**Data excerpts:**
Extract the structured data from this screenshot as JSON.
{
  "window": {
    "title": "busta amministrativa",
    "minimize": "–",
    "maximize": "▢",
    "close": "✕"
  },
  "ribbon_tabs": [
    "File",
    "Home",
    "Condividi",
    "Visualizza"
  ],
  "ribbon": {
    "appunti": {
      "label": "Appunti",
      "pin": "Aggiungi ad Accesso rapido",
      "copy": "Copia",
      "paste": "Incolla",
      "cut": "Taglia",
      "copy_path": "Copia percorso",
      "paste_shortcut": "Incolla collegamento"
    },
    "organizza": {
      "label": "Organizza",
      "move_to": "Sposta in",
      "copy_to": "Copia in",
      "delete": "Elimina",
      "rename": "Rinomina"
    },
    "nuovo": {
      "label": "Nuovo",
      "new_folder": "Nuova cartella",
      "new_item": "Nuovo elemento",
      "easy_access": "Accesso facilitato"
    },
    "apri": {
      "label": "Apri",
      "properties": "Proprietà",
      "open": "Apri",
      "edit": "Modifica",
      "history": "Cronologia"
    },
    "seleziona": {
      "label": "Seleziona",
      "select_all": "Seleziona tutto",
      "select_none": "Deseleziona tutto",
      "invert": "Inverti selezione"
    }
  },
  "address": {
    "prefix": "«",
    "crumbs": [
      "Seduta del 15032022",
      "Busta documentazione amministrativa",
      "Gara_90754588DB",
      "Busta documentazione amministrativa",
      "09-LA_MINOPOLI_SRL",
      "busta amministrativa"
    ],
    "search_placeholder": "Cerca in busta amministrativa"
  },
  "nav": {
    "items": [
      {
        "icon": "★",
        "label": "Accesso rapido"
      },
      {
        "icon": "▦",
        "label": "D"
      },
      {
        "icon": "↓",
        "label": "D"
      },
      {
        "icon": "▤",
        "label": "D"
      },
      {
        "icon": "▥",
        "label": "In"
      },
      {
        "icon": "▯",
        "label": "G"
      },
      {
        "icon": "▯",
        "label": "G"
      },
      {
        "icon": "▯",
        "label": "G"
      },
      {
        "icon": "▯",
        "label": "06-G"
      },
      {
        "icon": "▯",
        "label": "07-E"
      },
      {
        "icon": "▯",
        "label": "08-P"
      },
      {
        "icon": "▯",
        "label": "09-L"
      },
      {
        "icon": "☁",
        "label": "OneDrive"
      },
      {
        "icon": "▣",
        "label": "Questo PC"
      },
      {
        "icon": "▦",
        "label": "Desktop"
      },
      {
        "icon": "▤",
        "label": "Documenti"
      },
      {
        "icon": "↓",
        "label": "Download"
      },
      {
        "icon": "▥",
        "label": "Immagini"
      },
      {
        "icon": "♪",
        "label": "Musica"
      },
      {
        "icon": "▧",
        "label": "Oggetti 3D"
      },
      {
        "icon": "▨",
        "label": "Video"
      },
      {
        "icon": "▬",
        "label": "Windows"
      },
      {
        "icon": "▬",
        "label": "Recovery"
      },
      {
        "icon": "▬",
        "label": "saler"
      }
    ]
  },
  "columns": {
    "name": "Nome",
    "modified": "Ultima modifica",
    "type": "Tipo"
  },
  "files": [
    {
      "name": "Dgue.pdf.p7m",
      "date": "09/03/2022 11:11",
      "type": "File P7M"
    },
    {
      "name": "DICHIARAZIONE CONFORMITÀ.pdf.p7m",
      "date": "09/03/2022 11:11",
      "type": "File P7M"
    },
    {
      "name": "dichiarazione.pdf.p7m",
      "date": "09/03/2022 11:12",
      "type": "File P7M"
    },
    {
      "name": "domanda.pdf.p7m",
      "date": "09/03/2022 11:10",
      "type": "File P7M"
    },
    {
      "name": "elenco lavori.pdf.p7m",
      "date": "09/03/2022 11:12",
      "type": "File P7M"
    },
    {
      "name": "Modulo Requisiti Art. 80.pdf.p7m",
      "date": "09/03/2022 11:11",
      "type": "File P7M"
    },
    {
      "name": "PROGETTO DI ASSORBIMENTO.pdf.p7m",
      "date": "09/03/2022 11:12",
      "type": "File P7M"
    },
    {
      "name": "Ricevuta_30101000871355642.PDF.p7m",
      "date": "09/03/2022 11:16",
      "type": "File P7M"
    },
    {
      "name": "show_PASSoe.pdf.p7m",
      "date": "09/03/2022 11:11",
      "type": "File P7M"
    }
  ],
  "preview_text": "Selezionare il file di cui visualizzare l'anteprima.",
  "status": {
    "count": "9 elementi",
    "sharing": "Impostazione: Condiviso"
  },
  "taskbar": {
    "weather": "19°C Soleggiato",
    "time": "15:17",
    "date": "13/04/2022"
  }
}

**WORK REQUIRED:**
Transcribe every entry verbatim.

**RESULT OF THE EXERCISE:**
Extract the structured data from this screenshot as JSON.
{
  "window": {
    "title": "busta amministrativa",
    "minimize": "–",
    "maximize": "▢",
    "close": "✕"
  },
  "ribbon_tabs": [
    "File",
    "Home",
    "Condividi",
    "Visualizza"
  ],
  "ribbon": {
    "appunti": {
      "label": "Appunti",
      "pin": "Aggiungi ad Accesso rapido",
      "copy": "Copia",
      "paste": "Incolla",
      "cut": "Taglia",
      "copy_path": "Copia percorso",
      "paste_shortcut": "Incolla collegamento"
    },
    "organizza": {
      "label": "Organizza",
      "move_to": "Sposta in",
      "copy_to": "Copia in",
      "delete": "Elimina",
      "rename": "Rinomina"
    },
    "nuovo": {
      "label": "Nuovo",
      "new_folder": "Nuova cartella",
      "new_item": "Nuovo elemento",
      "easy_access": "Accesso facilitato"
    },
    "apri": {
      "label": "Apri",
      "properties": "Proprietà",
      "open": "Apri",
      "edit": "Modifica",
      "history": "Cronologia"
    },
    "seleziona": {
      "label": "Seleziona",
      "select_all": "Seleziona tutto",
      "select_none": "Deseleziona tutto",
      "invert": "Inverti selezione"
    }
  },
  "address": {
    "prefix": "«",
    "crumbs": [
      "Seduta del 15032022",
      "Busta documentazione amministrativa",
      "Gara_90754588DB",
      "Busta documentazione amministrativa",
      "09-LA_MINOPOLI_SRL",
      "busta amministrativa"
    ],
    "search_placeholder": "Cerca in busta amministrativa"
  },
  "nav": {
    "items": [
      {
        "icon": "★",
        "label": "Accesso rapido"
      },
      {
        "icon": "▦",
        "label": "D"
      },
      {
        "icon": "↓",
        "label": "D"
      },
      {
        "icon": "▤",
        "label": "D"
      },
      {
        "icon": "▥",
        "label": "In"
      },
      {
        "icon": "▯",
        "label": "G"
      },
      {
        "icon": "▯",
        "label": "G"
      },
      {
        "icon": "▯",
        "label": "G"
      },
      {
        "icon": "▯",
        "label": "06-G"
      },
      {
        "icon": "▯",
        "label": "07-E"
      },
      {
        "icon": "▯",
        "label": "08-P"
      },
      {
        "icon": "▯",
        "label": "09-L"
      },
      {
        "icon": "☁",
        "label": "OneDrive"
      },
      {
        "icon": "▣",
        "label": "Questo PC"
      },
      {
        "icon": "▦",
        "label": "Desktop"
      },
      {
        "icon": "▤",
        "label": "Documenti"
      },
      {
        "icon": "↓",
        "label": "Download"
      },
      {
        "icon": "▥",
        "label": "Immagini"
      },
      {
        "icon": "♪",
        "label": "Musica"
      },
      {
        "icon": "▧",
        "label": "Oggetti 3D"
      },
      {
        "icon": "▨",
        "label": "Video"
      },
      {
        "icon": "▬",
        "label": "Windows"
      },
      {
        "icon": "▬",
        "label": "Recovery"
      },
      {
        "icon": "▬",
        "label": "saler"
      }
    ]
  },
  "columns": {
    "name": "Nome",
    "modified": "Ultima modifica",
    "type": "Tipo"
  },
  "files": [
    {
      "name": "Dgue.pdf.p7m",
      "date": "09/03/2022 11:11",
      "type": "File P7M"
    },
    {
      "name": "DICHIARAZIONE CONFORMITÀ.pdf.p7m",
      "date": "09/03/2022 11:11",
      "type": "File P7M"
    },
    {
      "name": "dichiarazione.pdf.p7m",
      "date": "09/03/2022 11:12",
      "type": "File P7M"
    },
    {
      "name": "domanda.pdf.p7m",
      "date": "09/03/2022 11:10",
      "type": "File P7M"
    },
    {
      "name": "elenco lavori.pdf.p7m",
      "date": "09/03/2022 11:12",
      "type": "File P7M"
    },
    {
      "name": "Modulo Requisiti Art. 80.pdf.p7m",
      "date": "09/03/2022 11:11",
      "type": "File P7M"
    },
    {
      "name": "PROGETTO DI ASSORBIMENTO.pdf.p7m",
      "date": "09/03/2022 11:12",
      "type": "File P7M"
    },
    {
      "name": "Ricevuta_30101000871355642.PDF.p7m",
      "date": "09/03/2022 11:16",
      "type": "File P7M"
    },
    {
      "name": "show_PASSoe.pdf.p7m",
      "date": "09/03/2022 11:11",
      "type": "File P7M"
    }
  ],
  "preview_text": "Selezionare il file di cui visualizzare l'anteprima.",
  "status": {
    "count": "9 elementi",
    "sharing": "Impostazione: Condiviso"
  },
  "taskbar": {
    "weather": "19°C Soleggiato",
    "time": "15:17",
    "date": "13/04/2022"
  }
}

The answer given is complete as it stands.